Problem description:
Find the lines holding "this" and copy them.

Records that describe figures
========================

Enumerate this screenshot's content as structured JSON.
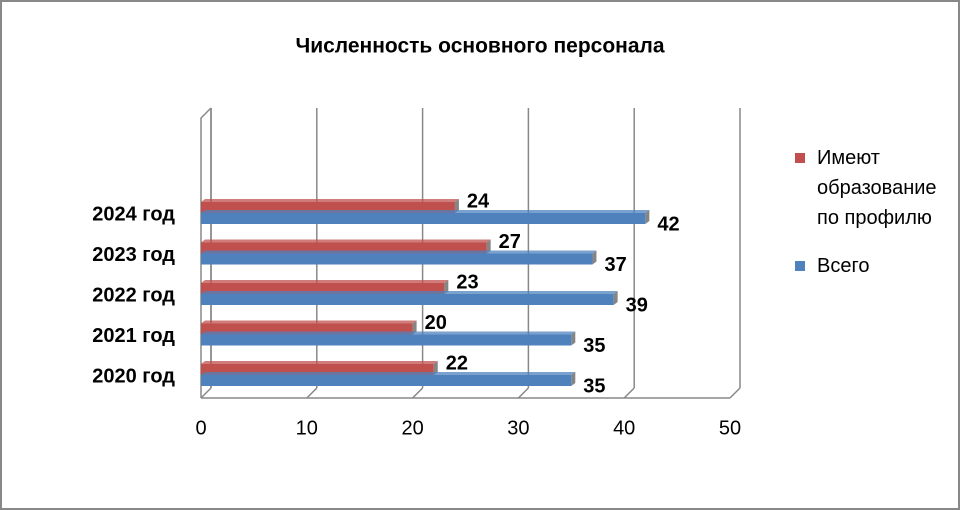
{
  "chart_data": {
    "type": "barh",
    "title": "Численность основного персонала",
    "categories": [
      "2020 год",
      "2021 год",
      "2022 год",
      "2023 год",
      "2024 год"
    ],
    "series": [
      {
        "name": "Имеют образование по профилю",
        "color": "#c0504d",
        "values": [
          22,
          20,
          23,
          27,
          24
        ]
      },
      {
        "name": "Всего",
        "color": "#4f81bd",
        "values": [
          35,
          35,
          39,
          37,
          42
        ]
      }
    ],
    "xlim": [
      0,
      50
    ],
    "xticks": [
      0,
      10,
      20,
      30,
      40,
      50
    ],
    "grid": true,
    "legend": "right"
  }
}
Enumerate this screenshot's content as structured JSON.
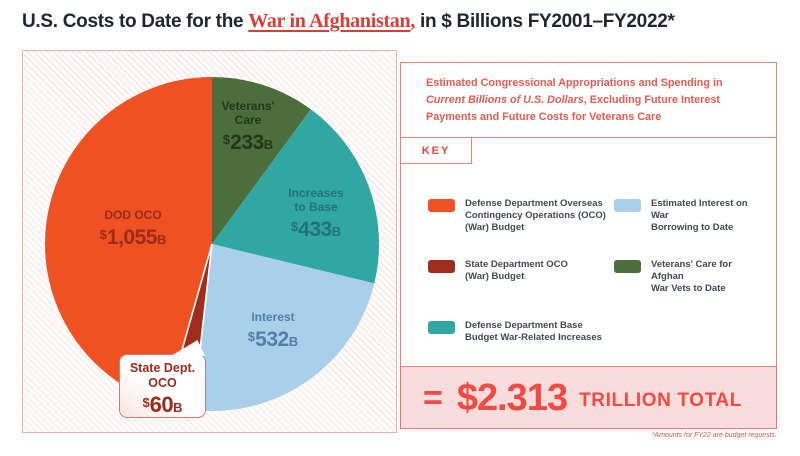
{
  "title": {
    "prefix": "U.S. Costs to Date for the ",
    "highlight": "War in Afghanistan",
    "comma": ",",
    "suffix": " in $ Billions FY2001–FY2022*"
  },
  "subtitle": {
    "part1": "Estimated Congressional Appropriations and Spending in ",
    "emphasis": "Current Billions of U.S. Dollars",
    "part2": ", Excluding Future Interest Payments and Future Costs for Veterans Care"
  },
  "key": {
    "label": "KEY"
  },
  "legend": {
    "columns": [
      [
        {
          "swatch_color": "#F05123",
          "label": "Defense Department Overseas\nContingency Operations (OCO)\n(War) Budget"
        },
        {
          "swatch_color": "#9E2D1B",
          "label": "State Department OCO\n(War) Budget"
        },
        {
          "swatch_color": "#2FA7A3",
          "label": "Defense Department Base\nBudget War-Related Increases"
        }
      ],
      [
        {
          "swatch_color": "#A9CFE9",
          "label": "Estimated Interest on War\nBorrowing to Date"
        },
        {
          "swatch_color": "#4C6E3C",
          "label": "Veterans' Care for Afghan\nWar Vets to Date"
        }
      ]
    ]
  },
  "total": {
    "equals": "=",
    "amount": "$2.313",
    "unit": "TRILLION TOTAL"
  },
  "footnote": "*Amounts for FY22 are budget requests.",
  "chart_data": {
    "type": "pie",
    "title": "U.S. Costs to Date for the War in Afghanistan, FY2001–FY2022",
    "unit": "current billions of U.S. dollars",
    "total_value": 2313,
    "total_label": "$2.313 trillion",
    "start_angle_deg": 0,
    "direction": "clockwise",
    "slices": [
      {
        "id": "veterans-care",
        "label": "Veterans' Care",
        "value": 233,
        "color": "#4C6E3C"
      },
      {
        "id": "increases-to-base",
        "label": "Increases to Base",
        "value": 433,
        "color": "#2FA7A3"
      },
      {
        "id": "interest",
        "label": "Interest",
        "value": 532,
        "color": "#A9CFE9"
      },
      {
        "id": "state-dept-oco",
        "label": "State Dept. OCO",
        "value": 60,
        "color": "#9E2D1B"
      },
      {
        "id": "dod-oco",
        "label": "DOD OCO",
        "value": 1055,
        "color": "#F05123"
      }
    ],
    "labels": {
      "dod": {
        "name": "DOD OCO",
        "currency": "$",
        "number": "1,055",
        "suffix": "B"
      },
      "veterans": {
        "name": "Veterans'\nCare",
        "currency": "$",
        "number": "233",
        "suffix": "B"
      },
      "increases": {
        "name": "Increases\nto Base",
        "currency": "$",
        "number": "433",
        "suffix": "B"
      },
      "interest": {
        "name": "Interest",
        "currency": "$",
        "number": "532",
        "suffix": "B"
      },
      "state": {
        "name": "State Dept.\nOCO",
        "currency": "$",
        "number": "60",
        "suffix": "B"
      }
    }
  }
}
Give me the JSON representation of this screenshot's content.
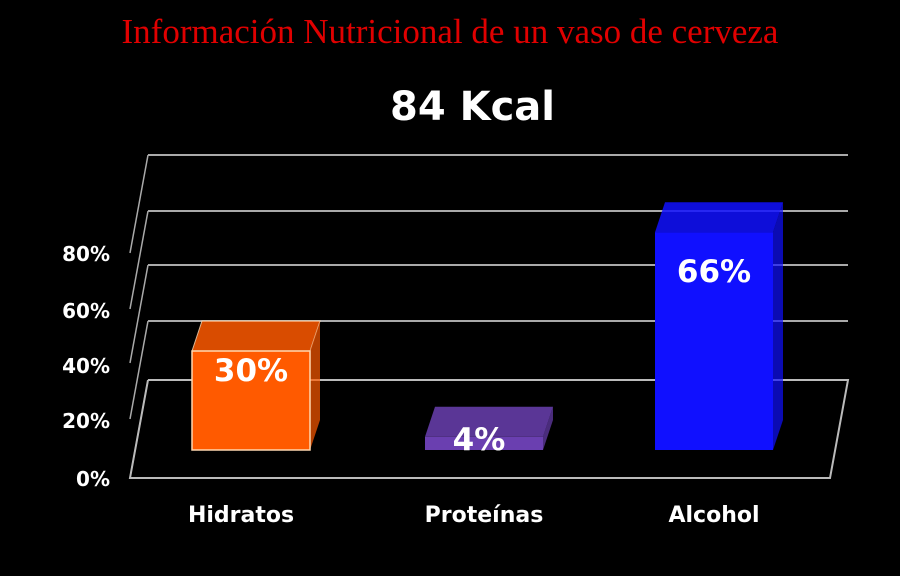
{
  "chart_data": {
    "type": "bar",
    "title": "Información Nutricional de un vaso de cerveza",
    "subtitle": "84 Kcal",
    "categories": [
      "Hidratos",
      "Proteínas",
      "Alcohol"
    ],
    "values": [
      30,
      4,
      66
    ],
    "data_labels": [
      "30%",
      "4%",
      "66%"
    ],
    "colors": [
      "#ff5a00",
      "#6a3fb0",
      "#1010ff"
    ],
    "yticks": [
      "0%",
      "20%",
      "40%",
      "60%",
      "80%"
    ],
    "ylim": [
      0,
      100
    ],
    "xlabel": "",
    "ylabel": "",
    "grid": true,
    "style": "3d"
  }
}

========================

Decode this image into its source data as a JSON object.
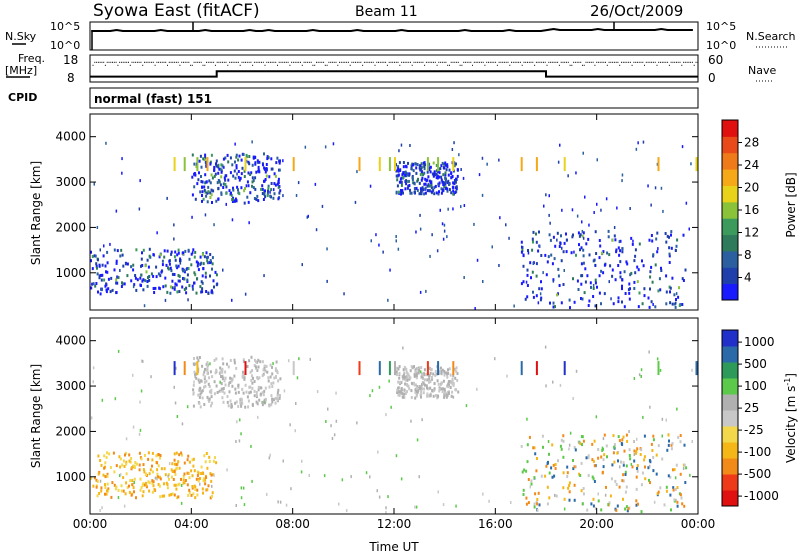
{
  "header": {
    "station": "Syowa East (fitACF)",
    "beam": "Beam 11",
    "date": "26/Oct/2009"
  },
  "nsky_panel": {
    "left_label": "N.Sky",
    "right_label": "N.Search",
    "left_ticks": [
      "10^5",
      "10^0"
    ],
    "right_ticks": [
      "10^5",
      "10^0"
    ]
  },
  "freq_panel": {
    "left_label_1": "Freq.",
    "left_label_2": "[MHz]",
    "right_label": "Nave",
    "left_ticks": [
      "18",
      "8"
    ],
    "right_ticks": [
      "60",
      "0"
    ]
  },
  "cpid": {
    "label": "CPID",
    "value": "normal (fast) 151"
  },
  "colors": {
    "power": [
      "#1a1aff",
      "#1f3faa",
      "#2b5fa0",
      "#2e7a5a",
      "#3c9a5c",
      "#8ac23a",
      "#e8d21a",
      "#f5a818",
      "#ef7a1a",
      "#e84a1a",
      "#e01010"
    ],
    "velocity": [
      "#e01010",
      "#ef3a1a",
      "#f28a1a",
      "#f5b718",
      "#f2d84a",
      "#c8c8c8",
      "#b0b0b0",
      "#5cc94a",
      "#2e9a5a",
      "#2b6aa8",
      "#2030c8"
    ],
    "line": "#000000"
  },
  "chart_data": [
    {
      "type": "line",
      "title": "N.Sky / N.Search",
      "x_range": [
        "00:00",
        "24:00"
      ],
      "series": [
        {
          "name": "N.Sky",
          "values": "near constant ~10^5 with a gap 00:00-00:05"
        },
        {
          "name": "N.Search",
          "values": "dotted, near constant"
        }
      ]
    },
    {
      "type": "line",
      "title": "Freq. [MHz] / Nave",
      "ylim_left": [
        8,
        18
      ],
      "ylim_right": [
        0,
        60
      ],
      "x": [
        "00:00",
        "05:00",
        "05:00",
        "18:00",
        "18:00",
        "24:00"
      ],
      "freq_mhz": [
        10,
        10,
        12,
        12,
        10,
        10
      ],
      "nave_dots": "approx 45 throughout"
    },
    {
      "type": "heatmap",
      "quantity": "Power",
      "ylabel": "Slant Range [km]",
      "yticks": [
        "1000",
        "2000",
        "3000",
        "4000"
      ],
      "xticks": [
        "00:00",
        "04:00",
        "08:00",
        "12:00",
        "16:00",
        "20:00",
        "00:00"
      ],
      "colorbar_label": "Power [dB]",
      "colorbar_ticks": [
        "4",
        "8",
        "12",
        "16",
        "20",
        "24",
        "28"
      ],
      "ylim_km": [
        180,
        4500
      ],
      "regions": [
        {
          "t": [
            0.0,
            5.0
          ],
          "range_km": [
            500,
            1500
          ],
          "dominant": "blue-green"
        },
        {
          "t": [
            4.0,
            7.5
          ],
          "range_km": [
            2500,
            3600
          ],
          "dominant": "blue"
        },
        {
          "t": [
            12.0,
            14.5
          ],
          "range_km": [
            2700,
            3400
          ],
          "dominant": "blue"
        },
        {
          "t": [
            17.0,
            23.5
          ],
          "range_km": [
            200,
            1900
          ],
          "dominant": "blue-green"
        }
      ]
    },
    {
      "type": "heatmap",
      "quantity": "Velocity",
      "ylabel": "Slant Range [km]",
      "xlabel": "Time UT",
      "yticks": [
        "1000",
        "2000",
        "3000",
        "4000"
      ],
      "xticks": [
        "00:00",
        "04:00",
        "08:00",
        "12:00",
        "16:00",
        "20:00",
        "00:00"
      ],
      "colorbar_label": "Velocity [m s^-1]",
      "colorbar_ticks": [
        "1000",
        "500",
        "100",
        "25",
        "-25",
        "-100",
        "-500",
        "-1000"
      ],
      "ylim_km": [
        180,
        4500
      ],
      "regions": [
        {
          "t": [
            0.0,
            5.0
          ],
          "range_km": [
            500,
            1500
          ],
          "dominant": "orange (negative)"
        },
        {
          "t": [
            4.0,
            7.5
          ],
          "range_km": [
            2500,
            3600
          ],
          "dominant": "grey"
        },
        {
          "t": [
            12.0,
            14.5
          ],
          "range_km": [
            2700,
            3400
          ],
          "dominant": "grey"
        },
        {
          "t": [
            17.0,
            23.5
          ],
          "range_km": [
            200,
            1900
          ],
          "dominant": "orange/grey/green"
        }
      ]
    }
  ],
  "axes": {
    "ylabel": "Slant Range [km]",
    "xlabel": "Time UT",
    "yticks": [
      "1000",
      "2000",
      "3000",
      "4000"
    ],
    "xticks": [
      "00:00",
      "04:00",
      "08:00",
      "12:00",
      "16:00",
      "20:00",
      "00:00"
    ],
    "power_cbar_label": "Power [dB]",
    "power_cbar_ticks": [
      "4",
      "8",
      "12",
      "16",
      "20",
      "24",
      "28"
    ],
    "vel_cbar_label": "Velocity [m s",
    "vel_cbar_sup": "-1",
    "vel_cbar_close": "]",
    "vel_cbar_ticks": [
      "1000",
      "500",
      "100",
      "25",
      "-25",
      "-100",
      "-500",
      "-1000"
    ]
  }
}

========================

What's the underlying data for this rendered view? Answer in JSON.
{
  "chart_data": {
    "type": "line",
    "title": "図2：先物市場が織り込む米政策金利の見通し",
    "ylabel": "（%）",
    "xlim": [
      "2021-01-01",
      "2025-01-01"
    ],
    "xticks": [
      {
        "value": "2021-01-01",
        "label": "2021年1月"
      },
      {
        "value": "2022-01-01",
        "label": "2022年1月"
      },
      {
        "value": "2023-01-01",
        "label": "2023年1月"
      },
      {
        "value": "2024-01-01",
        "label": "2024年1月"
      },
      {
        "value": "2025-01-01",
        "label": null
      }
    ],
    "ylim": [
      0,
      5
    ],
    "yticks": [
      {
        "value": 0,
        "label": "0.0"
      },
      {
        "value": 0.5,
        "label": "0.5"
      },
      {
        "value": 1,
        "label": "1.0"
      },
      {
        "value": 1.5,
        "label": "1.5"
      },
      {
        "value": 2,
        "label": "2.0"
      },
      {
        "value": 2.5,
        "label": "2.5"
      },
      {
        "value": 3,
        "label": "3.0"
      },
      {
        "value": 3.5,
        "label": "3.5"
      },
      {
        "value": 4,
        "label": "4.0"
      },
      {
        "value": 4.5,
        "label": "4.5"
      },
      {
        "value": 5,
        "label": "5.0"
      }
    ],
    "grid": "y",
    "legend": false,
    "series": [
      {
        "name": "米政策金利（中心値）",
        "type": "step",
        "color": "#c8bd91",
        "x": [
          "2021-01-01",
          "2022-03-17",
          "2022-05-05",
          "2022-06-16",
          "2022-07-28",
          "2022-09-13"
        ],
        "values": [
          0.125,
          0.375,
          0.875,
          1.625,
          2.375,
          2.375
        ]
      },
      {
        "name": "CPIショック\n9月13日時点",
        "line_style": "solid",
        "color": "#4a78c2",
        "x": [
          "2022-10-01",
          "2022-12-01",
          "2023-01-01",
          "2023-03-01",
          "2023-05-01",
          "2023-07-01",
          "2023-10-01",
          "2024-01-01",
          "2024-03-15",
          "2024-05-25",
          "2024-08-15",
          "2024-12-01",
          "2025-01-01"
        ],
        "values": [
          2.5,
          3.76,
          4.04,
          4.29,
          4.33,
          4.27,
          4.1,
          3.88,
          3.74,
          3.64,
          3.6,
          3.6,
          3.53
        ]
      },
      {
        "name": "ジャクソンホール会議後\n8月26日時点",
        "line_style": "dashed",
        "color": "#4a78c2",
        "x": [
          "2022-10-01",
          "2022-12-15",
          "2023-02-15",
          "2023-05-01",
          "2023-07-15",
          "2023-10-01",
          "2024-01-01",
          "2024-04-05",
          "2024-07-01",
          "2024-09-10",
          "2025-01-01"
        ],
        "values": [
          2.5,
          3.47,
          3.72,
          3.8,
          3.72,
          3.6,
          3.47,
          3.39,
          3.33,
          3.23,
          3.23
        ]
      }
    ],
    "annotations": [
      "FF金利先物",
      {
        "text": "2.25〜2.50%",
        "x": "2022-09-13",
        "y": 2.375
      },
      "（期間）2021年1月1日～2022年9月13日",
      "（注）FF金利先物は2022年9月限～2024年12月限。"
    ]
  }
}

========================

Expected output:
Enumerate this screenshot's content as structured JSON.
Enumerate this screenshot's content as structured JSON.
Give me the JSON representation of this screenshot's content.
Decode this image into its source data as a JSON object.
What's the underlying data for this rendered view? Answer in JSON.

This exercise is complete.